_REQUIRED TASK_
Omit all images. Transcribe the rest of the material below exactly.

[Begin STORED RECORDS]

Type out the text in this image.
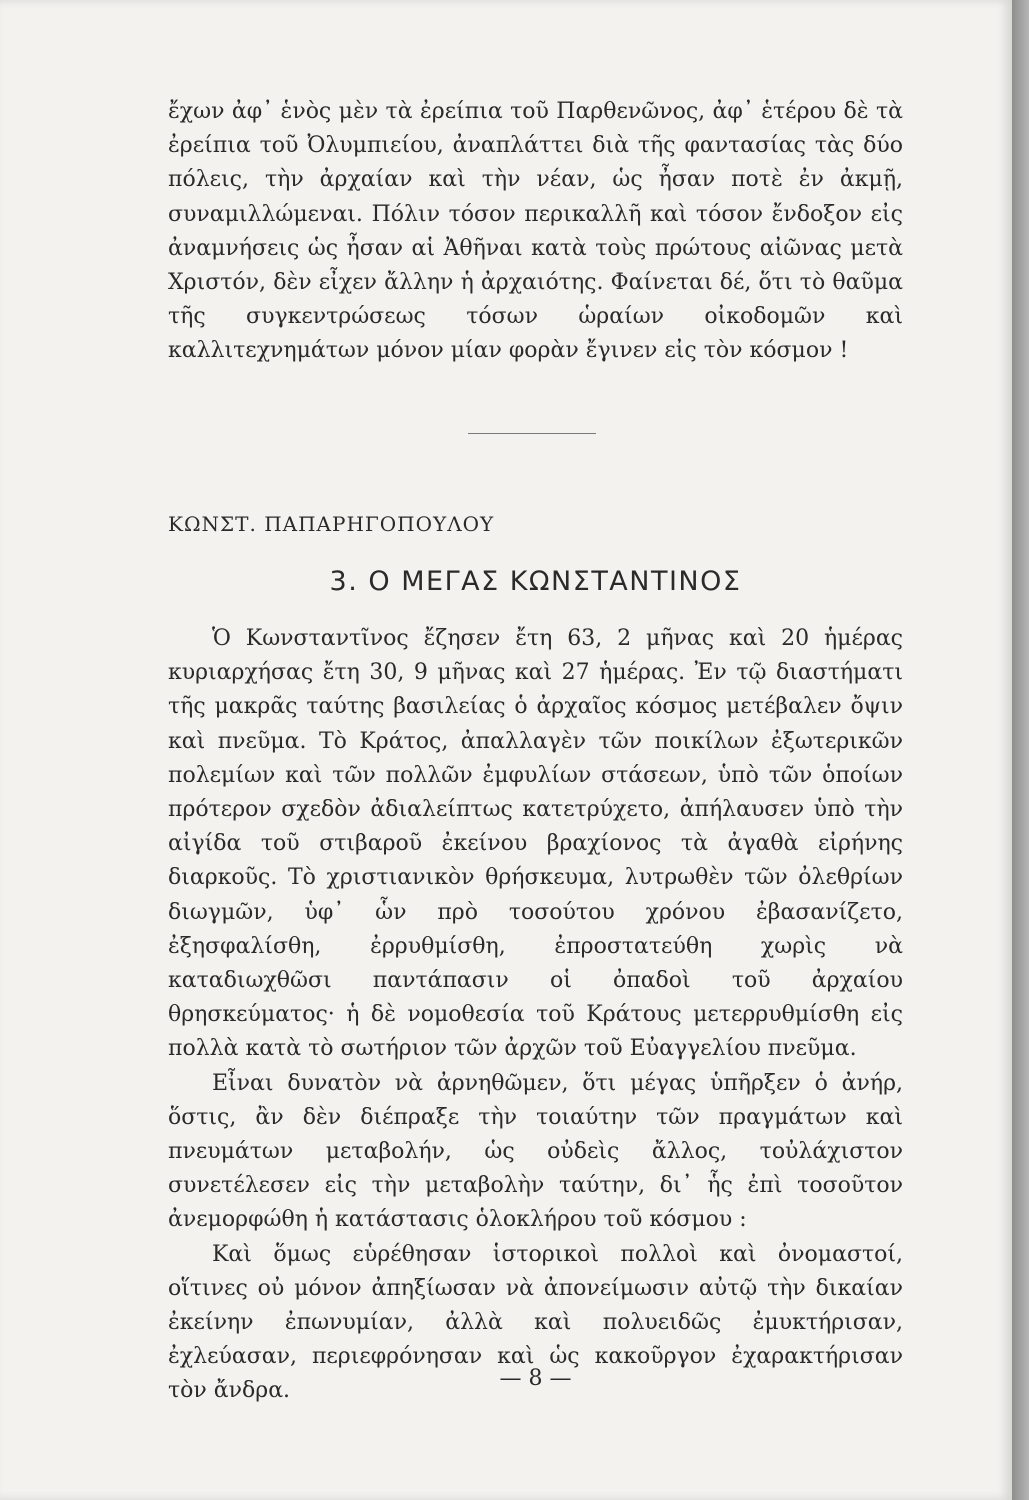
ἔχων ἀφ᾽ ἑνὸς μὲν τὰ ἐρείπια τοῦ Παρθενῶνος, ἀφ᾽ ἑτέρου δὲ τὰ ἐρείπια τοῦ Ὀλυμπιείου, ἀναπλάττει διὰ τῆς φαντασίας τὰς δύο πόλεις, τὴν ἀρχαίαν καὶ τὴν νέαν, ὡς ἦσαν ποτὲ ἐν ἀκμῇ, συναμιλλώμεναι. Πόλιν τόσον περικαλλῆ καὶ τόσον ἔνδοξον εἰς ἀναμνήσεις ὡς ἦσαν αἱ Ἀθῆναι κατὰ τοὺς πρώτους αἰῶνας μετὰ Χριστόν, δὲν εἶχεν ἄλλην ἡ ἀρχαιότης. Φαίνεται δέ, ὅτι τὸ θαῦμα τῆς συγκεντρώσεως τόσων ὡραίων οἰκοδομῶν καὶ καλλιτεχνημάτων μόνον μίαν φορὰν ἔγινεν εἰς τὸν κόσμον !

ΚΩΝΣΤ. ΠΑΠΑΡΗΓΟΠΟΥΛΟΥ
3. Ο ΜΕΓΑΣ ΚΩΝΣΤΑΝΤΙΝΟΣ

Ὁ Κωνσταντῖνος ἔζησεν ἔτη 63, 2 μῆνας καὶ 20 ἡμέρας κυριαρχήσας ἔτη 30, 9 μῆνας καὶ 27 ἡμέρας. Ἐν τῷ διαστήματι τῆς μακρᾶς ταύτης βασιλείας ὁ ἀρχαῖος κόσμος μετέβαλεν ὄψιν καὶ πνεῦμα. Τὸ Κράτος, ἀπαλλαγὲν τῶν ποικίλων ἐξωτερικῶν πολεμίων καὶ τῶν πολλῶν ἐμφυλίων στάσεων, ὑπὸ τῶν ὁποίων πρότερον σχεδὸν ἀδιαλείπτως κατετρύχετο, ἀπήλαυσεν ὑπὸ τὴν αἰγίδα τοῦ στιβαροῦ ἐκείνου βραχίονος τὰ ἀγαθὰ εἰρήνης διαρκοῦς. Τὸ χριστιανικὸν θρήσκευμα, λυτρωθὲν τῶν ὀλεθρίων διωγμῶν, ὑφ᾽ ὧν πρὸ τοσούτου χρόνου ἐβασανίζετο, ἐξησφαλίσθη, ἐρρυθμίσθη, ἐπροστατεύθη χωρὶς νὰ καταδιωχθῶσι παντάπασιν οἱ ὀπαδοὶ τοῦ ἀρχαίου θρησκεύματος· ἡ δὲ νομοθεσία τοῦ Κράτους μετερρυθμίσθη εἰς πολλὰ κατὰ τὸ σωτήριον τῶν ἀρχῶν τοῦ Εὐαγγελίου πνεῦμα.

Εἶναι δυνατὸν νὰ ἀρνηθῶμεν, ὅτι μέγας ὑπῆρξεν ὁ ἀνήρ, ὅστις, ἂν δὲν διέπραξε τὴν τοιαύτην τῶν πραγμάτων καὶ πνευμάτων μεταβολήν, ὡς οὐδεὶς ἄλλος, τοὐλάχιστον συνετέλεσεν εἰς τὴν μεταβολὴν ταύτην, δι᾽ ἧς ἐπὶ τοσοῦτον ἀνεμορφώθη ἡ κατάστασις ὁλοκλήρου τοῦ κόσμου :

Καὶ ὅμως εὑρέθησαν ἱστορικοὶ πολλοὶ καὶ ὀνομαστοί, οἵτινες οὐ μόνον ἀπηξίωσαν νὰ ἀπονείμωσιν αὐτῷ τὴν δικαίαν ἐκείνην ἐπωνυμίαν, ἀλλὰ καὶ πολυειδῶς ἐμυκτήρισαν, ἐχλεύασαν, περιεφρόνησαν καὶ ὡς κακοῦργον ἐχαρακτήρισαν τὸν ἄνδρα.	— 8 —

[End STORED RECORDS]

_COMPLETE RESPONSE_
Type out the text in this image.
ἔχων ἀφ᾽ ἑνὸς μὲν τὰ ἐρείπια τοῦ Παρθενῶνος, ἀφ᾽ ἑτέρου δὲ τὰ ἐρείπια τοῦ Ὀλυμπιείου, ἀναπλάττει διὰ τῆς φαντασίας τὰς δύο πόλεις, τὴν ἀρχαίαν καὶ τὴν νέαν, ὡς ἦσαν ποτὲ ἐν ἀκμῇ, συναμιλλώμεναι. Πόλιν τόσον περικαλλῆ καὶ τόσον ἔνδοξον εἰς ἀναμνήσεις ὡς ἦσαν αἱ Ἀθῆναι κατὰ τοὺς πρώτους αἰῶνας μετὰ Χριστόν, δὲν εἶχεν ἄλλην ἡ ἀρχαιότης. Φαίνεται δέ, ὅτι τὸ θαῦμα τῆς συγκεντρώσεως τόσων ὡραίων οἰκοδομῶν καὶ καλλιτεχνημάτων μόνον μίαν φορὰν ἔγινεν εἰς τὸν κόσμον !

ΚΩΝΣΤ. ΠΑΠΑΡΗΓΟΠΟΥΛΟΥ
3. Ο ΜΕΓΑΣ ΚΩΝΣΤΑΝΤΙΝΟΣ

Ὁ Κωνσταντῖνος ἔζησεν ἔτη 63, 2 μῆνας καὶ 20 ἡμέρας κυριαρχήσας ἔτη 30, 9 μῆνας καὶ 27 ἡμέρας. Ἐν τῷ διαστήματι τῆς μακρᾶς ταύτης βασιλείας ὁ ἀρχαῖος κόσμος μετέβαλεν ὄψιν καὶ πνεῦμα. Τὸ Κράτος, ἀπαλλαγὲν τῶν ποικίλων ἐξωτερικῶν πολεμίων καὶ τῶν πολλῶν ἐμφυλίων στάσεων, ὑπὸ τῶν ὁποίων πρότερον σχεδὸν ἀδιαλείπτως κατετρύχετο, ἀπήλαυσεν ὑπὸ τὴν αἰγίδα τοῦ στιβαροῦ ἐκείνου βραχίονος τὰ ἀγαθὰ εἰρήνης διαρκοῦς. Τὸ χριστιανικὸν θρήσκευμα, λυτρωθὲν τῶν ὀλεθρίων διωγμῶν, ὑφ᾽ ὧν πρὸ τοσούτου χρόνου ἐβασανίζετο, ἐξησφαλίσθη, ἐρρυθμίσθη, ἐπροστατεύθη χωρὶς νὰ καταδιωχθῶσι παντάπασιν οἱ ὀπαδοὶ τοῦ ἀρχαίου θρησκεύματος· ἡ δὲ νομοθεσία τοῦ Κράτους μετερρυθμίσθη εἰς πολλὰ κατὰ τὸ σωτήριον τῶν ἀρχῶν τοῦ Εὐαγγελίου πνεῦμα.

Εἶναι δυνατὸν νὰ ἀρνηθῶμεν, ὅτι μέγας ὑπῆρξεν ὁ ἀνήρ, ὅστις, ἂν δὲν διέπραξε τὴν τοιαύτην τῶν πραγμάτων καὶ πνευμάτων μεταβολήν, ὡς οὐδεὶς ἄλλος, τοὐλάχιστον συνετέλεσεν εἰς τὴν μεταβολὴν ταύτην, δι᾽ ἧς ἐπὶ τοσοῦτον ἀνεμορφώθη ἡ κατάστασις ὁλοκλήρου τοῦ κόσμου :

Καὶ ὅμως εὑρέθησαν ἱστορικοὶ πολλοὶ καὶ ὀνομαστοί, οἵτινες οὐ μόνον ἀπηξίωσαν νὰ ἀπονείμωσιν αὐτῷ τὴν δικαίαν ἐκείνην ἐπωνυμίαν, ἀλλὰ καὶ πολυειδῶς ἐμυκτήρισαν, ἐχλεύασαν, περιεφρόνησαν καὶ ὡς κακοῦργον ἐχαρακτήρισαν τὸν ἄνδρα.	— 8 —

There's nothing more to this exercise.